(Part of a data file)
- - - - -

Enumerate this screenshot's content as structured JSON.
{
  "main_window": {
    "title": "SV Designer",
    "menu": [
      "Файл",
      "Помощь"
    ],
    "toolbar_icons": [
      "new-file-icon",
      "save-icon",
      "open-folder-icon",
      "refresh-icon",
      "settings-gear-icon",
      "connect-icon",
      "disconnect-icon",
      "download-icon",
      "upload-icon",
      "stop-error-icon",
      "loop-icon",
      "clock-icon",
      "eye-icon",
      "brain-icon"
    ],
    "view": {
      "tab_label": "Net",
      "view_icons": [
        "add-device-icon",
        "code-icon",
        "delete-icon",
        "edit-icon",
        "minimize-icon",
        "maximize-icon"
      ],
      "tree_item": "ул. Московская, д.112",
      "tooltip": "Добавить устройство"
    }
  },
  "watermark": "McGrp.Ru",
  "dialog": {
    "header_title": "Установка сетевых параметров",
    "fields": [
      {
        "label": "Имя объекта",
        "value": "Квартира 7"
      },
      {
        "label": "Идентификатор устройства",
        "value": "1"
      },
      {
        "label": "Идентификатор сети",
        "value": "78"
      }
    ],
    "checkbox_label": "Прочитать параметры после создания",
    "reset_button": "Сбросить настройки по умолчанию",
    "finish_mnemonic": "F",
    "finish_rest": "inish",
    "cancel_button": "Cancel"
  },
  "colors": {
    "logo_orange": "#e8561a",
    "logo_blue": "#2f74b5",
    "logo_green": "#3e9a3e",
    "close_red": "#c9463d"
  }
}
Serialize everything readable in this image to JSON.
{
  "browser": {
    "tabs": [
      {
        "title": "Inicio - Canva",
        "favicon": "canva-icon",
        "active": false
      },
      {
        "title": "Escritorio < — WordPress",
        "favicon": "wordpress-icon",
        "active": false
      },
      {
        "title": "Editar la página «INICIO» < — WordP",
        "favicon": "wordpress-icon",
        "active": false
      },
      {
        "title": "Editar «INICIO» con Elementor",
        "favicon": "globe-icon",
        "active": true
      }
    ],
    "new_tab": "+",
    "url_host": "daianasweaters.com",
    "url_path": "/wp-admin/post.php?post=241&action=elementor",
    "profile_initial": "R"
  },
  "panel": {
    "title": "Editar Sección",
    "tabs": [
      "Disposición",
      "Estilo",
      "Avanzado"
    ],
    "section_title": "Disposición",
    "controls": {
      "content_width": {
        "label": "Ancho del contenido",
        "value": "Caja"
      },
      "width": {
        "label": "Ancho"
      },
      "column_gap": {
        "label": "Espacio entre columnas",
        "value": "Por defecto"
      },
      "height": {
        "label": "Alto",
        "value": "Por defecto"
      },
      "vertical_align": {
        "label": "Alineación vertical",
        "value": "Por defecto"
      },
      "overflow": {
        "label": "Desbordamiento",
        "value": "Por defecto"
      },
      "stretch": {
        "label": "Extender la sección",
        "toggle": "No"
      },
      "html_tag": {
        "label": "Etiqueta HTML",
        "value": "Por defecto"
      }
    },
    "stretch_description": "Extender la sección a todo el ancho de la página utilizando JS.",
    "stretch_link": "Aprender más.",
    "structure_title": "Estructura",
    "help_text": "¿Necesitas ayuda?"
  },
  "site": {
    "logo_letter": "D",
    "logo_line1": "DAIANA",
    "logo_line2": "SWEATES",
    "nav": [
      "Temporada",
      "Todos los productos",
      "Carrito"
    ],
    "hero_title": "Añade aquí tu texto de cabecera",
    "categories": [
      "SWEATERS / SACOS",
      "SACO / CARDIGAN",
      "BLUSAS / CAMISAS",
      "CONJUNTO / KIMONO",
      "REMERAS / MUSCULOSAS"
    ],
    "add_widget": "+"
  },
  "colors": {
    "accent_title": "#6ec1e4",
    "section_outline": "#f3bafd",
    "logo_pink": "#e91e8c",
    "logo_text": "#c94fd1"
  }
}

- - - - -

YOUR OBJECTIVE => Each entry above is to be quoted exactly.

REPLY =>
Enumerate this screenshot's content as structured JSON.
{
  "main_window": {
    "title": "SV Designer",
    "menu": [
      "Файл",
      "Помощь"
    ],
    "toolbar_icons": [
      "new-file-icon",
      "save-icon",
      "open-folder-icon",
      "refresh-icon",
      "settings-gear-icon",
      "connect-icon",
      "disconnect-icon",
      "download-icon",
      "upload-icon",
      "stop-error-icon",
      "loop-icon",
      "clock-icon",
      "eye-icon",
      "brain-icon"
    ],
    "view": {
      "tab_label": "Net",
      "view_icons": [
        "add-device-icon",
        "code-icon",
        "delete-icon",
        "edit-icon",
        "minimize-icon",
        "maximize-icon"
      ],
      "tree_item": "ул. Московская, д.112",
      "tooltip": "Добавить устройство"
    }
  },
  "watermark": "McGrp.Ru",
  "dialog": {
    "header_title": "Установка сетевых параметров",
    "fields": [
      {
        "label": "Имя объекта",
        "value": "Квартира 7"
      },
      {
        "label": "Идентификатор устройства",
        "value": "1"
      },
      {
        "label": "Идентификатор сети",
        "value": "78"
      }
    ],
    "checkbox_label": "Прочитать параметры после создания",
    "reset_button": "Сбросить настройки по умолчанию",
    "finish_mnemonic": "F",
    "finish_rest": "inish",
    "cancel_button": "Cancel"
  },
  "colors": {
    "logo_orange": "#e8561a",
    "logo_blue": "#2f74b5",
    "logo_green": "#3e9a3e",
    "close_red": "#c9463d"
  }
}
Serialize everything readable in this image to JSON.
{
  "browser": {
    "tabs": [
      {
        "title": "Inicio - Canva",
        "favicon": "canva-icon",
        "active": false
      },
      {
        "title": "Escritorio < — WordPress",
        "favicon": "wordpress-icon",
        "active": false
      },
      {
        "title": "Editar la página «INICIO» < — WordP",
        "favicon": "wordpress-icon",
        "active": false
      },
      {
        "title": "Editar «INICIO» con Elementor",
        "favicon": "globe-icon",
        "active": true
      }
    ],
    "new_tab": "+",
    "url_host": "daianasweaters.com",
    "url_path": "/wp-admin/post.php?post=241&action=elementor",
    "profile_initial": "R"
  },
  "panel": {
    "title": "Editar Sección",
    "tabs": [
      "Disposición",
      "Estilo",
      "Avanzado"
    ],
    "section_title": "Disposición",
    "controls": {
      "content_width": {
        "label": "Ancho del contenido",
        "value": "Caja"
      },
      "width": {
        "label": "Ancho"
      },
      "column_gap": {
        "label": "Espacio entre columnas",
        "value": "Por defecto"
      },
      "height": {
        "label": "Alto",
        "value": "Por defecto"
      },
      "vertical_align": {
        "label": "Alineación vertical",
        "value": "Por defecto"
      },
      "overflow": {
        "label": "Desbordamiento",
        "value": "Por defecto"
      },
      "stretch": {
        "label": "Extender la sección",
        "toggle": "No"
      },
      "html_tag": {
        "label": "Etiqueta HTML",
        "value": "Por defecto"
      }
    },
    "stretch_description": "Extender la sección a todo el ancho de la página utilizando JS.",
    "stretch_link": "Aprender más.",
    "structure_title": "Estructura",
    "help_text": "¿Necesitas ayuda?"
  },
  "site": {
    "logo_letter": "D",
    "logo_line1": "DAIANA",
    "logo_line2": "SWEATES",
    "nav": [
      "Temporada",
      "Todos los productos",
      "Carrito"
    ],
    "hero_title": "Añade aquí tu texto de cabecera",
    "categories": [
      "SWEATERS / SACOS",
      "SACO / CARDIGAN",
      "BLUSAS / CAMISAS",
      "CONJUNTO / KIMONO",
      "REMERAS / MUSCULOSAS"
    ],
    "add_widget": "+"
  },
  "colors": {
    "accent_title": "#6ec1e4",
    "section_outline": "#f3bafd",
    "logo_pink": "#e91e8c",
    "logo_text": "#c94fd1"
  }
}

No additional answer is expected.